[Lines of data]
━━━━━━━━━━━━━━━━━━━━━━━━━━━━━━
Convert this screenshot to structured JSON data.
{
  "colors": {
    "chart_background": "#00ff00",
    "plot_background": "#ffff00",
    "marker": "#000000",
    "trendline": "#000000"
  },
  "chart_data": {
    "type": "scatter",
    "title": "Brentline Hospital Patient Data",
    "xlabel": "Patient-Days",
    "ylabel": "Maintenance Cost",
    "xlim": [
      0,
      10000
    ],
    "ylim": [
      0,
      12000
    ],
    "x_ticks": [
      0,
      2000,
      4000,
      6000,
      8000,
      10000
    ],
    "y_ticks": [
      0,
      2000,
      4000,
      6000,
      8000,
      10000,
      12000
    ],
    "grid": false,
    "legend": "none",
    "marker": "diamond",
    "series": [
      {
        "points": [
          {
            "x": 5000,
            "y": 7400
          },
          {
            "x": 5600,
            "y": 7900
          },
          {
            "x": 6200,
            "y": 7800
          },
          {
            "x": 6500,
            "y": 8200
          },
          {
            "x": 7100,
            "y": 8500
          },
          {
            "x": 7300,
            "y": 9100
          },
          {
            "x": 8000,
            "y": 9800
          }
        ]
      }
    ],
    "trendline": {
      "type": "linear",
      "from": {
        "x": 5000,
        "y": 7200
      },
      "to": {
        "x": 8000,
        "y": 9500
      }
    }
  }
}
━━━━━━━━━━━━━━━━━━━━━━━━━━━━━━
__INSTRUCTIONS FOR THE TASK__: Output the listing above exactly as it appears.

__EXERCISE SOLUTION__:
Convert this screenshot to structured JSON data.
{
  "colors": {
    "chart_background": "#00ff00",
    "plot_background": "#ffff00",
    "marker": "#000000",
    "trendline": "#000000"
  },
  "chart_data": {
    "type": "scatter",
    "title": "Brentline Hospital Patient Data",
    "xlabel": "Patient-Days",
    "ylabel": "Maintenance Cost",
    "xlim": [
      0,
      10000
    ],
    "ylim": [
      0,
      12000
    ],
    "x_ticks": [
      0,
      2000,
      4000,
      6000,
      8000,
      10000
    ],
    "y_ticks": [
      0,
      2000,
      4000,
      6000,
      8000,
      10000,
      12000
    ],
    "grid": false,
    "legend": "none",
    "marker": "diamond",
    "series": [
      {
        "points": [
          {
            "x": 5000,
            "y": 7400
          },
          {
            "x": 5600,
            "y": 7900
          },
          {
            "x": 6200,
            "y": 7800
          },
          {
            "x": 6500,
            "y": 8200
          },
          {
            "x": 7100,
            "y": 8500
          },
          {
            "x": 7300,
            "y": 9100
          },
          {
            "x": 8000,
            "y": 9800
          }
        ]
      }
    ],
    "trendline": {
      "type": "linear",
      "from": {
        "x": 5000,
        "y": 7200
      },
      "to": {
        "x": 8000,
        "y": 9500
      }
    }
  }
}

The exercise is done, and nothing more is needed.